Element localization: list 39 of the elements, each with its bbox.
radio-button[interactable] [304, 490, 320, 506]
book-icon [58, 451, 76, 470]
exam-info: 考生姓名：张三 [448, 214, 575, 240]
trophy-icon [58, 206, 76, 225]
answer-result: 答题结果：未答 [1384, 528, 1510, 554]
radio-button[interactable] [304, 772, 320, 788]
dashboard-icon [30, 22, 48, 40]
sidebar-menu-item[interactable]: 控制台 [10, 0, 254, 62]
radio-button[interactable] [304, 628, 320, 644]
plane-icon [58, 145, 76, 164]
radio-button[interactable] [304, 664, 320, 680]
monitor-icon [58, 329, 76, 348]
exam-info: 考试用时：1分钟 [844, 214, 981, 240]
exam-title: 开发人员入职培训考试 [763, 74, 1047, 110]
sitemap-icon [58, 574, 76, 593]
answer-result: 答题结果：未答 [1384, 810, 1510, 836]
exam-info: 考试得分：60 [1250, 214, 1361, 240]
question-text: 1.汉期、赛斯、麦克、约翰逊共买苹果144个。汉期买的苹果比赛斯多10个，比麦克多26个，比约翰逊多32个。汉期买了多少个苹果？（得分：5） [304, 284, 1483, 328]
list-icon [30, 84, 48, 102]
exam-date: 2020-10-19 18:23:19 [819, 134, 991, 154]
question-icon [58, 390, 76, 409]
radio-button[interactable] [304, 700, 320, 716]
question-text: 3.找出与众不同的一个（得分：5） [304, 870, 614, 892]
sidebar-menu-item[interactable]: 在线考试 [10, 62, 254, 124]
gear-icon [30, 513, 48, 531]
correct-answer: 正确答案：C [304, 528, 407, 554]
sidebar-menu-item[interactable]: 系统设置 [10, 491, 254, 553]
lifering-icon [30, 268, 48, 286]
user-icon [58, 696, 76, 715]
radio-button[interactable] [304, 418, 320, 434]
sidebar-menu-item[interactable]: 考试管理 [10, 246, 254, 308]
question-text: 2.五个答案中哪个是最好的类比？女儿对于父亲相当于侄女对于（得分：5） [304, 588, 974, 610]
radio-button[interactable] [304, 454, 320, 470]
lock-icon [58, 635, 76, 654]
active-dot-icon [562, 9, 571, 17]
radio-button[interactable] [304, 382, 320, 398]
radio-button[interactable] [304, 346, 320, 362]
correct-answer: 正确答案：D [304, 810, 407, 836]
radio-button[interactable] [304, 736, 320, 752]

********************

Turn the rows above into a numbered list, leaving out any blank lines.

1. Element localization: list 39 of the elements, each with its bbox.
2. radio-button[interactable] [304, 490, 320, 506]
3. book-icon [58, 451, 76, 470]
4. exam-info: 考生姓名：张三 [448, 214, 575, 240]
5. trophy-icon [58, 206, 76, 225]
6. answer-result: 答题结果：未答 [1384, 528, 1510, 554]
7. radio-button[interactable] [304, 772, 320, 788]
8. dashboard-icon [30, 22, 48, 40]
9. sidebar-menu-item[interactable]: 控制台 [10, 0, 254, 62]
10. radio-button[interactable] [304, 628, 320, 644]
11. plane-icon [58, 145, 76, 164]
12. radio-button[interactable] [304, 664, 320, 680]
13. monitor-icon [58, 329, 76, 348]
14. exam-info: 考试用时：1分钟 [844, 214, 981, 240]
15. exam-title: 开发人员入职培训考试 [763, 74, 1047, 110]
16. sitemap-icon [58, 574, 76, 593]
17. answer-result: 答题结果：未答 [1384, 810, 1510, 836]
18. exam-info: 考试得分：60 [1250, 214, 1361, 240]
19. question-text: 1.汉期、赛斯、麦克、约翰逊共买苹果144个。汉期买的苹果比赛斯多10个，比麦克多26个，比约翰逊多32个。汉期买了多少个苹果？（得分：5） [304, 284, 1483, 328]
20. list-icon [30, 84, 48, 102]
21. exam-date: 2020-10-19 18:23:19 [819, 134, 991, 154]
22. question-icon [58, 390, 76, 409]
23. radio-button[interactable] [304, 700, 320, 716]
24. question-text: 3.找出与众不同的一个（得分：5） [304, 870, 614, 892]
25. sidebar-menu-item[interactable]: 在线考试 [10, 62, 254, 124]
26. gear-icon [30, 513, 48, 531]
27. correct-answer: 正确答案：C [304, 528, 407, 554]
28. sidebar-menu-item[interactable]: 系统设置 [10, 491, 254, 553]
29. lifering-icon [30, 268, 48, 286]
30. user-icon [58, 696, 76, 715]
31. radio-button[interactable] [304, 418, 320, 434]
32. sidebar-menu-item[interactable]: 考试管理 [10, 246, 254, 308]
33. question-text: 2.五个答案中哪个是最好的类比？女儿对于父亲相当于侄女对于（得分：5） [304, 588, 974, 610]
34. radio-button[interactable] [304, 454, 320, 470]
35. lock-icon [58, 635, 76, 654]
36. active-dot-icon [562, 9, 571, 17]
37. radio-button[interactable] [304, 382, 320, 398]
38. radio-button[interactable] [304, 346, 320, 362]
39. correct-answer: 正确答案：D [304, 810, 407, 836]
40. radio-button[interactable] [304, 736, 320, 752]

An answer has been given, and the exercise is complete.